Check every line of the entries that follow, and copy the ones containing "JSON".

**Data records**:
>> BEGIN
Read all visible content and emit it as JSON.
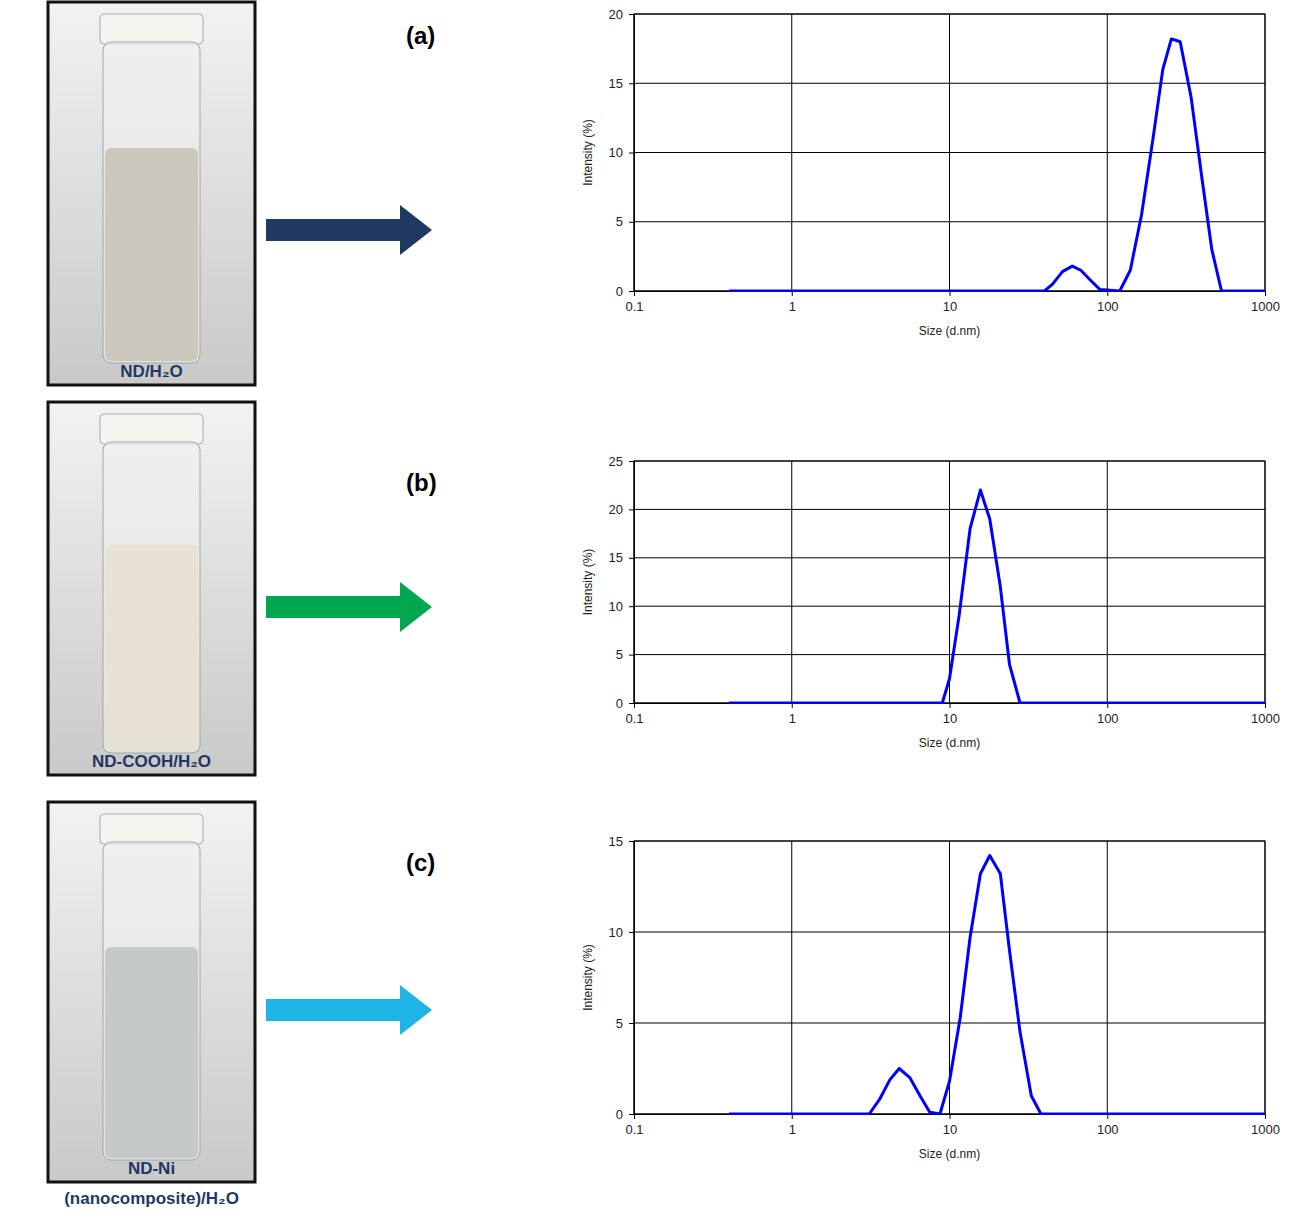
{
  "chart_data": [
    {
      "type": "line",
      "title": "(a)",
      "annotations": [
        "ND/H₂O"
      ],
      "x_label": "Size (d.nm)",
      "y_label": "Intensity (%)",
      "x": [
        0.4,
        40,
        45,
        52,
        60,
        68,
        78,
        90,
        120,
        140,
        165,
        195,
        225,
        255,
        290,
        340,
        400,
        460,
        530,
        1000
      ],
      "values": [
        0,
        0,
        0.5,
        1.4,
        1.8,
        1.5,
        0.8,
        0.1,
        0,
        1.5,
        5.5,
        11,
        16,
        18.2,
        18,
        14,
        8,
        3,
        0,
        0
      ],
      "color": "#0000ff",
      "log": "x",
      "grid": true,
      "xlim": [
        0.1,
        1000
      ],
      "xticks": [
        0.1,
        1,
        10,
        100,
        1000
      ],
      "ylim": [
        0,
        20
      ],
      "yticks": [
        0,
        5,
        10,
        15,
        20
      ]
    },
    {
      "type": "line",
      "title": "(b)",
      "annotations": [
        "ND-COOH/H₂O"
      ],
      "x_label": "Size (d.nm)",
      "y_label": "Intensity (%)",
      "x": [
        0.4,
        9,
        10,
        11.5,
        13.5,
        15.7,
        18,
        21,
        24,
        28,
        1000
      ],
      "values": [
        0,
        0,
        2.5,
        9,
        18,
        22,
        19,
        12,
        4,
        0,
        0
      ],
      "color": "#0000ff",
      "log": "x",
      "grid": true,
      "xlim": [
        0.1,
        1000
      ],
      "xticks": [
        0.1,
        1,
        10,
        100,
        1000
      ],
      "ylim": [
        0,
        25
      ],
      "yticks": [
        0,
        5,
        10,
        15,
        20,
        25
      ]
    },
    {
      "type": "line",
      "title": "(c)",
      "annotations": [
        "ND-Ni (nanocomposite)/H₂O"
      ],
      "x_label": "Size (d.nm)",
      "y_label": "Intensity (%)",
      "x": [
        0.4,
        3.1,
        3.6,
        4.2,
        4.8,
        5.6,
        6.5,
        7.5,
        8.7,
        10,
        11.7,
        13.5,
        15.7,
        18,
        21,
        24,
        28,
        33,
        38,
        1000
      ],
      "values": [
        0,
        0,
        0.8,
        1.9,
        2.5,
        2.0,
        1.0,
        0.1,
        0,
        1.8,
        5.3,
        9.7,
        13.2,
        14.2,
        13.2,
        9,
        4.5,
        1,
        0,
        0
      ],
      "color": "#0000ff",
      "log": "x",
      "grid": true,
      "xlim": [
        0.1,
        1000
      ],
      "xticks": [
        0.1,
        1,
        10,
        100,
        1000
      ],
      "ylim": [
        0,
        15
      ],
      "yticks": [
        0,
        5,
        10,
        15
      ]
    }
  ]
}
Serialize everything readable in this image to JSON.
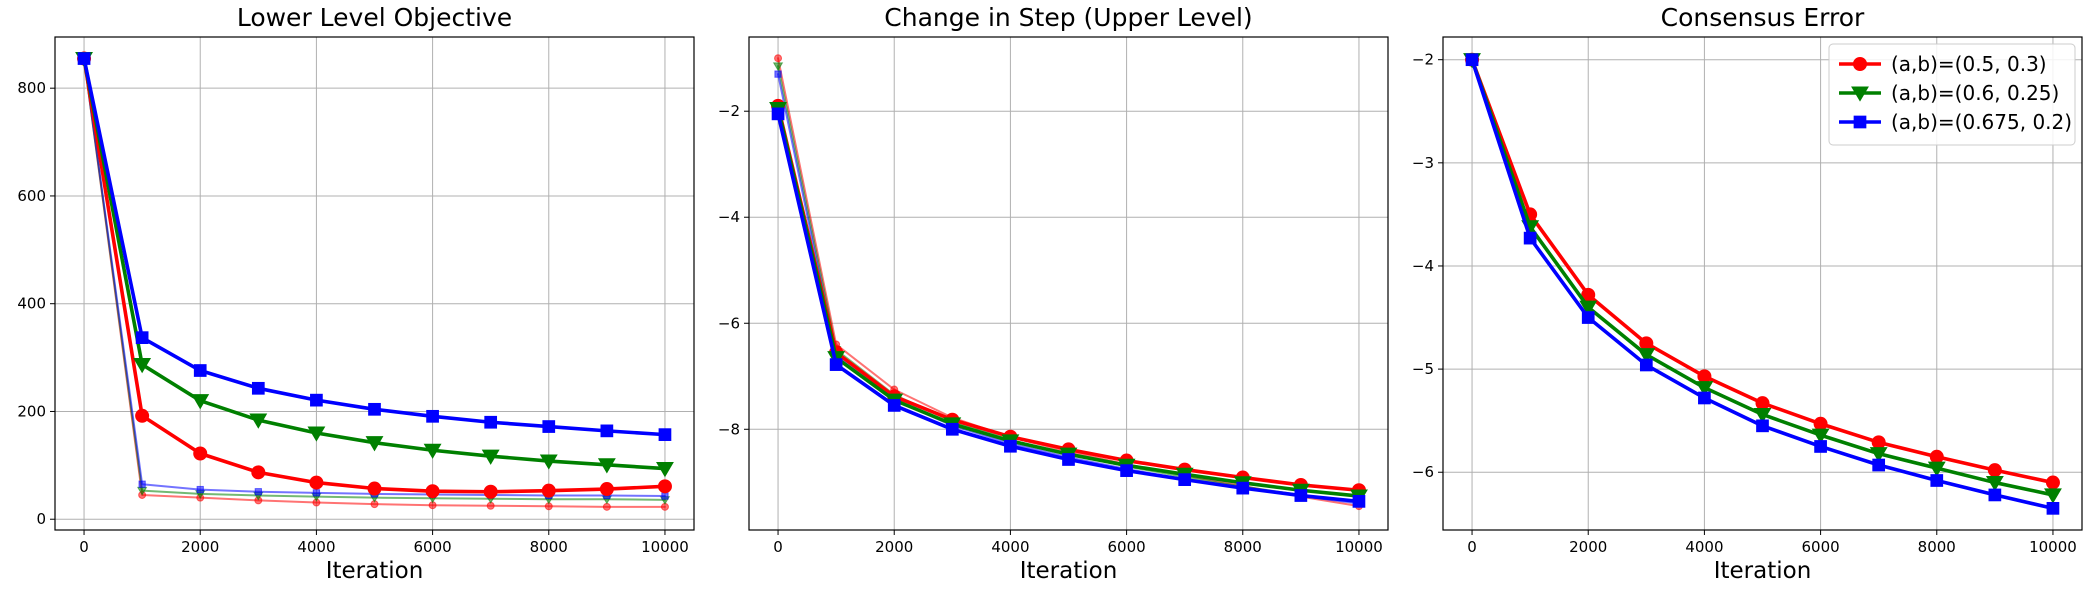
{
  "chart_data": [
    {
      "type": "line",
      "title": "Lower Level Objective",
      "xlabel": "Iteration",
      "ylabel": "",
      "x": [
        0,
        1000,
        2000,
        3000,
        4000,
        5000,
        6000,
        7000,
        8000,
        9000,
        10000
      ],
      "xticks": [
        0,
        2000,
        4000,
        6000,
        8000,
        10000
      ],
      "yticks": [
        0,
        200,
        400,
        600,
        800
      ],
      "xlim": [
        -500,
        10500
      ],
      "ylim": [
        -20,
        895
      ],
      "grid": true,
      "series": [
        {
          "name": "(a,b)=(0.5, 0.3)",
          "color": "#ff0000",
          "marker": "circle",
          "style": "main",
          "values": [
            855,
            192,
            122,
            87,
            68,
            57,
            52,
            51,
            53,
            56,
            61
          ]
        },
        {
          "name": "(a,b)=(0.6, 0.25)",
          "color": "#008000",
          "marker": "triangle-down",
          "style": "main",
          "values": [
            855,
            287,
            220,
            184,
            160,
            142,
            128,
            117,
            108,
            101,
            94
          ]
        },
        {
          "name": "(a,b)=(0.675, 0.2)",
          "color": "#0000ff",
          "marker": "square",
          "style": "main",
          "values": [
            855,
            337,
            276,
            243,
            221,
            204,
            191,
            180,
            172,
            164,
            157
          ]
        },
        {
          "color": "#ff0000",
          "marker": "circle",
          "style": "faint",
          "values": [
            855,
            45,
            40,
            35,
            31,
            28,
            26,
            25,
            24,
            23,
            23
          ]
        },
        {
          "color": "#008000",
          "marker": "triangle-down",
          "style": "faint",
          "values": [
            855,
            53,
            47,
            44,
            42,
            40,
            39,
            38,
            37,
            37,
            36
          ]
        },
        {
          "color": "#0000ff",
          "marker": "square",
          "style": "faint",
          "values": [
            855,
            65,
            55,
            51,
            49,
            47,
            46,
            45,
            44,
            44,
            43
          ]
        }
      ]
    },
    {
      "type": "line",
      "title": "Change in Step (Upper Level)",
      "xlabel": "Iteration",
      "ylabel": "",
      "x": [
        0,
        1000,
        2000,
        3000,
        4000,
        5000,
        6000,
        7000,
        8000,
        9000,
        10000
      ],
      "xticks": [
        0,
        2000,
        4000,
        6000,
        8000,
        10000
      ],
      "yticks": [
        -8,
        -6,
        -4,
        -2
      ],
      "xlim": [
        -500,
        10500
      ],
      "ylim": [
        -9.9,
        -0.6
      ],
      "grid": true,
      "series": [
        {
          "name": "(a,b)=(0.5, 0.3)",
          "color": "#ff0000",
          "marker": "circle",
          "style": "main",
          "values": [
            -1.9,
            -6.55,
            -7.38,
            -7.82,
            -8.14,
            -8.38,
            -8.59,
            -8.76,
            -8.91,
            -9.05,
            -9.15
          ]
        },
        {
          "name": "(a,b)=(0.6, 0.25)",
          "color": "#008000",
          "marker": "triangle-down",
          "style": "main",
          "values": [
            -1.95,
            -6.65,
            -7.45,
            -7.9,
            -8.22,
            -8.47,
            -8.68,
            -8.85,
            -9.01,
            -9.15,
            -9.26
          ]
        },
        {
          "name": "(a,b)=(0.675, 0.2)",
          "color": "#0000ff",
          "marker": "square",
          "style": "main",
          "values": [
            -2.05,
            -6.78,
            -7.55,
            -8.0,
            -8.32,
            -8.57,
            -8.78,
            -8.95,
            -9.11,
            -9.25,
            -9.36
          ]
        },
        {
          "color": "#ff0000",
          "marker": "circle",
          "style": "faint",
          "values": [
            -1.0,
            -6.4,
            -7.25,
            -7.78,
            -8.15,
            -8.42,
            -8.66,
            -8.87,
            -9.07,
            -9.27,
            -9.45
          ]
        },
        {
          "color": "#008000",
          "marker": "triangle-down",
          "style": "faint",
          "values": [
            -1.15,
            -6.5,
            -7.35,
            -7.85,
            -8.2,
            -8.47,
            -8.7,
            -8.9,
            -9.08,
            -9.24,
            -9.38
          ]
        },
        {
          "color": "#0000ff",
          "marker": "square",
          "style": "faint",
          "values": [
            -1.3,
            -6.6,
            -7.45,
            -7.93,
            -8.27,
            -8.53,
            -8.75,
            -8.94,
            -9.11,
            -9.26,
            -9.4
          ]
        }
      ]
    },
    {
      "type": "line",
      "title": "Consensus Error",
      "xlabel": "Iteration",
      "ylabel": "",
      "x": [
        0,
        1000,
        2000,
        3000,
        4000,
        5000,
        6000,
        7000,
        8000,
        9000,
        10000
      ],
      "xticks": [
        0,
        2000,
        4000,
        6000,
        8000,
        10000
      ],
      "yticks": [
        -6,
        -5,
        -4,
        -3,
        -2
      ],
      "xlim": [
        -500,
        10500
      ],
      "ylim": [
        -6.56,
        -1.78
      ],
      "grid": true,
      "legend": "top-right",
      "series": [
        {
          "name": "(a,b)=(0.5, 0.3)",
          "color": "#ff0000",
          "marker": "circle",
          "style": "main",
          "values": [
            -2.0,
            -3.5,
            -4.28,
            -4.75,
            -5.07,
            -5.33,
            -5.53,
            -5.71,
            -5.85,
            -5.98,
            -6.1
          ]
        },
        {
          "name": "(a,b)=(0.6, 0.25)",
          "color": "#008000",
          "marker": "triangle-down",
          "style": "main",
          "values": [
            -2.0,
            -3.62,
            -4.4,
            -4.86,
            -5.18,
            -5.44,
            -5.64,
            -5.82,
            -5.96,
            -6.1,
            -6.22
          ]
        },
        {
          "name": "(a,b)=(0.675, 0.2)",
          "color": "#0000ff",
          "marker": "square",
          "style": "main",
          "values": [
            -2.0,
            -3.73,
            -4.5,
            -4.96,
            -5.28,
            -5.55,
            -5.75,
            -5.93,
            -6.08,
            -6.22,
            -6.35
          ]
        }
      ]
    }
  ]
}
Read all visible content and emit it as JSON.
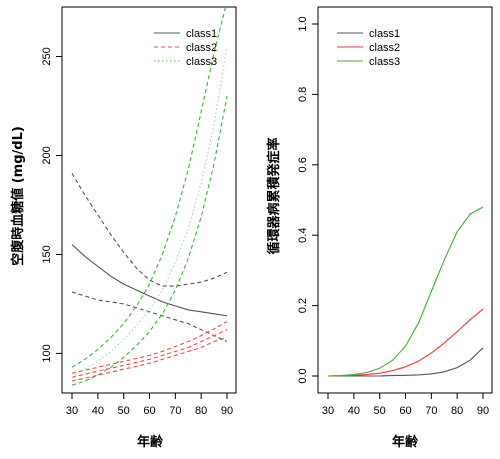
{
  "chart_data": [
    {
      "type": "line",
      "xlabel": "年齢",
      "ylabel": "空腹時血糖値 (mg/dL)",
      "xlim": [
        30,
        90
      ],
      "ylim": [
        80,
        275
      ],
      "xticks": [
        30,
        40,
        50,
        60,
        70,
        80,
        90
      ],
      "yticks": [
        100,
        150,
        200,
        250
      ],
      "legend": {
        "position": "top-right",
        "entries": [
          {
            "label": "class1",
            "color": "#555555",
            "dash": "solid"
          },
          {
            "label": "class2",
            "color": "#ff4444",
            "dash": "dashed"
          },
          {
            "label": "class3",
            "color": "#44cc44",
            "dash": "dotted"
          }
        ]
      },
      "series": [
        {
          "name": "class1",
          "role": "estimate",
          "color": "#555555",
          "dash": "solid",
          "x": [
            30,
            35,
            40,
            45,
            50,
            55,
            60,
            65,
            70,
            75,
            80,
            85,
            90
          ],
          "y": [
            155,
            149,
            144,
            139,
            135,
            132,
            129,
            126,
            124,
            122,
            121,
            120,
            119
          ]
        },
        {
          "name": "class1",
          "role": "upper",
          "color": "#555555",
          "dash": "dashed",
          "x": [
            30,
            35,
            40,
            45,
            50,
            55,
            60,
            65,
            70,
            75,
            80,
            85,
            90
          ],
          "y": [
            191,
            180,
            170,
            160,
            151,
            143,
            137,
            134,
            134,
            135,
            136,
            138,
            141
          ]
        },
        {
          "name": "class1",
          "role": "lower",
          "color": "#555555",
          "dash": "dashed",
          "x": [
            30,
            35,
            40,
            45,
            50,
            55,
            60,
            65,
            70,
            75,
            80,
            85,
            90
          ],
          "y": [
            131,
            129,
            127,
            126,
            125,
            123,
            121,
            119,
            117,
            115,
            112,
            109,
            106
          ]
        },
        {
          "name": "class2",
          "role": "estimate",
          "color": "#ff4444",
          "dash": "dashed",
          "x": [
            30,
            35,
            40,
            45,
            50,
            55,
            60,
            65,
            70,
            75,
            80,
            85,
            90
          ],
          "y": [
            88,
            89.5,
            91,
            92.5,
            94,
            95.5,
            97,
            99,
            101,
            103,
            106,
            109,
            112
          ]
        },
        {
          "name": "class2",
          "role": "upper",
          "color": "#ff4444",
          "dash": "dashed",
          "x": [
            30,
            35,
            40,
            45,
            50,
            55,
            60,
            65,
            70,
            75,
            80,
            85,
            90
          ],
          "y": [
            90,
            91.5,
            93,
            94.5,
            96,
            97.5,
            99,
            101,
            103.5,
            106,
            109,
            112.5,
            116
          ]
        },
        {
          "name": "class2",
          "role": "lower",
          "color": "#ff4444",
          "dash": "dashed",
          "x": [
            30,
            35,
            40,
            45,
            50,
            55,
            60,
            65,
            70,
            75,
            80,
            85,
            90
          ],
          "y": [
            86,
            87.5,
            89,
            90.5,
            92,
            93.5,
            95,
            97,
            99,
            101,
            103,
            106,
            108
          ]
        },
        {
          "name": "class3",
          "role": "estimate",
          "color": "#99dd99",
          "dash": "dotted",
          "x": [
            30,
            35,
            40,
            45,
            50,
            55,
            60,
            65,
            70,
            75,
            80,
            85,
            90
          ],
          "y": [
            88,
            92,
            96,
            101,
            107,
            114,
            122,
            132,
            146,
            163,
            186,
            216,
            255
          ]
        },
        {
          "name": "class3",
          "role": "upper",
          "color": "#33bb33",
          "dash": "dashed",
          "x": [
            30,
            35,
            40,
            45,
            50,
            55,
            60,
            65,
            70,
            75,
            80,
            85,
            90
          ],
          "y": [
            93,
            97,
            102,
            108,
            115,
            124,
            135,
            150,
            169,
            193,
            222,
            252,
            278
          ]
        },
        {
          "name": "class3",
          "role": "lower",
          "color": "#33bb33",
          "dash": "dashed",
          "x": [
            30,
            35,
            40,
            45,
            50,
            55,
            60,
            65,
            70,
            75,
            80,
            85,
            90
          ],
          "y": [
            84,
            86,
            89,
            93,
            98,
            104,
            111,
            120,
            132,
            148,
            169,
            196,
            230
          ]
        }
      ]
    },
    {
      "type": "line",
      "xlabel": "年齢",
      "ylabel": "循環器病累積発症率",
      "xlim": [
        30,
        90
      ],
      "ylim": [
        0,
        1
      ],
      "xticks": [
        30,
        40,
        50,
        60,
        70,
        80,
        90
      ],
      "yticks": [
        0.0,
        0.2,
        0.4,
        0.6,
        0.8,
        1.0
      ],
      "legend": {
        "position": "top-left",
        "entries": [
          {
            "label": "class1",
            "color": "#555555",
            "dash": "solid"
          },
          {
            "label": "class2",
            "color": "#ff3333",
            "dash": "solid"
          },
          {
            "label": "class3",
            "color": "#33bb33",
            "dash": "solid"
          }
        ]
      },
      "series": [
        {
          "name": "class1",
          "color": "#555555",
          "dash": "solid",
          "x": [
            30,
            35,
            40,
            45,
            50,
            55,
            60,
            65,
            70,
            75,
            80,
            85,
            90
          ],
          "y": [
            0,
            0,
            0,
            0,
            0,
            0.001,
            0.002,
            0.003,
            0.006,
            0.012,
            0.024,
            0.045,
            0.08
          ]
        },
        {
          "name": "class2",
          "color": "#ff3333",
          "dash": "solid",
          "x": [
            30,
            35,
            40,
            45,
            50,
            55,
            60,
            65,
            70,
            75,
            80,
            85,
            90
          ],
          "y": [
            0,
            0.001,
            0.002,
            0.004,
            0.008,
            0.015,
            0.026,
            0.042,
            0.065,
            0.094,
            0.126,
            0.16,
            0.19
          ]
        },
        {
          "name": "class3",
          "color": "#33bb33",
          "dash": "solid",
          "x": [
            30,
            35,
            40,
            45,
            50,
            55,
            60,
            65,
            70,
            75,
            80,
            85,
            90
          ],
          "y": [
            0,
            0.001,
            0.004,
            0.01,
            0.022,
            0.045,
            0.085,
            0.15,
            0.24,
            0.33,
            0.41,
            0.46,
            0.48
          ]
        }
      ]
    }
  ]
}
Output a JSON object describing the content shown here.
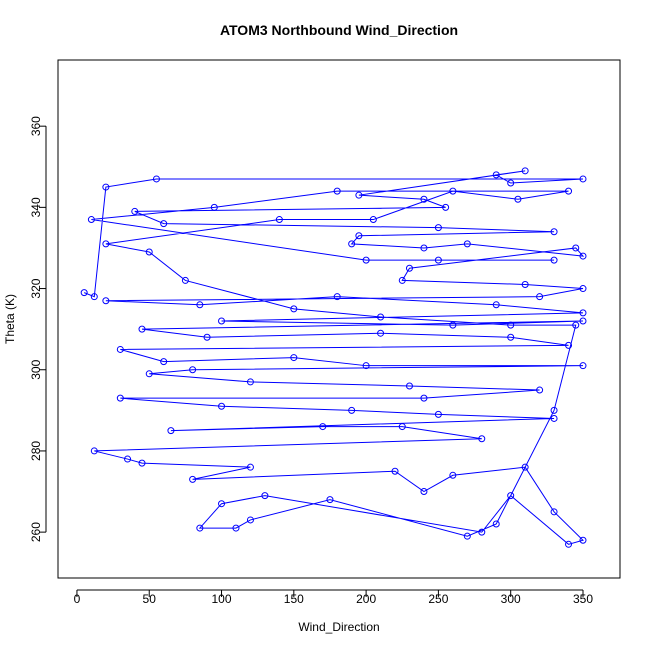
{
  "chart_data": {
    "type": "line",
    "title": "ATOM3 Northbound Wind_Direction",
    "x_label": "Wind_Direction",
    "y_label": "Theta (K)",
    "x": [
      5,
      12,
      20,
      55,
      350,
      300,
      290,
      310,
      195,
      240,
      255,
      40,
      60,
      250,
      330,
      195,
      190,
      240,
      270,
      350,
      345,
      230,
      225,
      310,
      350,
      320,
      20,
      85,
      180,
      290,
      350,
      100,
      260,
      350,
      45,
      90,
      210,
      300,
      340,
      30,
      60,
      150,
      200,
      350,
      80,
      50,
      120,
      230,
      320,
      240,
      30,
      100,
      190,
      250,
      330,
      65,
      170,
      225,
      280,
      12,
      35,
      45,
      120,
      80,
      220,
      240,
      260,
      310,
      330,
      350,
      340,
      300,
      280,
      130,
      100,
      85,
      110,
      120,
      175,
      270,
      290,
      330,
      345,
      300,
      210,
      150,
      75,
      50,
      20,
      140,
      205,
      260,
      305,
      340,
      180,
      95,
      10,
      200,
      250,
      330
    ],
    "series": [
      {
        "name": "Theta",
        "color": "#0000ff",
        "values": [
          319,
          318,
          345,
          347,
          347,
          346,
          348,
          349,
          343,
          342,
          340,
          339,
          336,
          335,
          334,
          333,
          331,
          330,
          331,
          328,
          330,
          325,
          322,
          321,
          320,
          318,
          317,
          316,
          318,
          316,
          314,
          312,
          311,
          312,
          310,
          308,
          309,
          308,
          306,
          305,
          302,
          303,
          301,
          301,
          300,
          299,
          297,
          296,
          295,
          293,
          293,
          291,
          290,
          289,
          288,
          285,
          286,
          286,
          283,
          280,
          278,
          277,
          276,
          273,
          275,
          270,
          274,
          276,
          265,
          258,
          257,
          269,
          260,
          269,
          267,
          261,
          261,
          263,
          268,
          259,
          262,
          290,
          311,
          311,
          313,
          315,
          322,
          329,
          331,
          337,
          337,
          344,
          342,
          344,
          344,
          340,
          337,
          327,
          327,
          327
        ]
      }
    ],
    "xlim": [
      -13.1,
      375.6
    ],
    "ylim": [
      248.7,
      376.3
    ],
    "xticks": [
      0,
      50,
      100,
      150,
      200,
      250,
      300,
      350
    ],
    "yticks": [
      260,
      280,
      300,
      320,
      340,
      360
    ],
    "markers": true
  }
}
>> END
**Problem solution**:
Read all visible content and emit it as JSON.
Serialize everything readable in this image to JSON.
Read all visible content and emit it as JSON.
Output a JSON object describing the content shown here.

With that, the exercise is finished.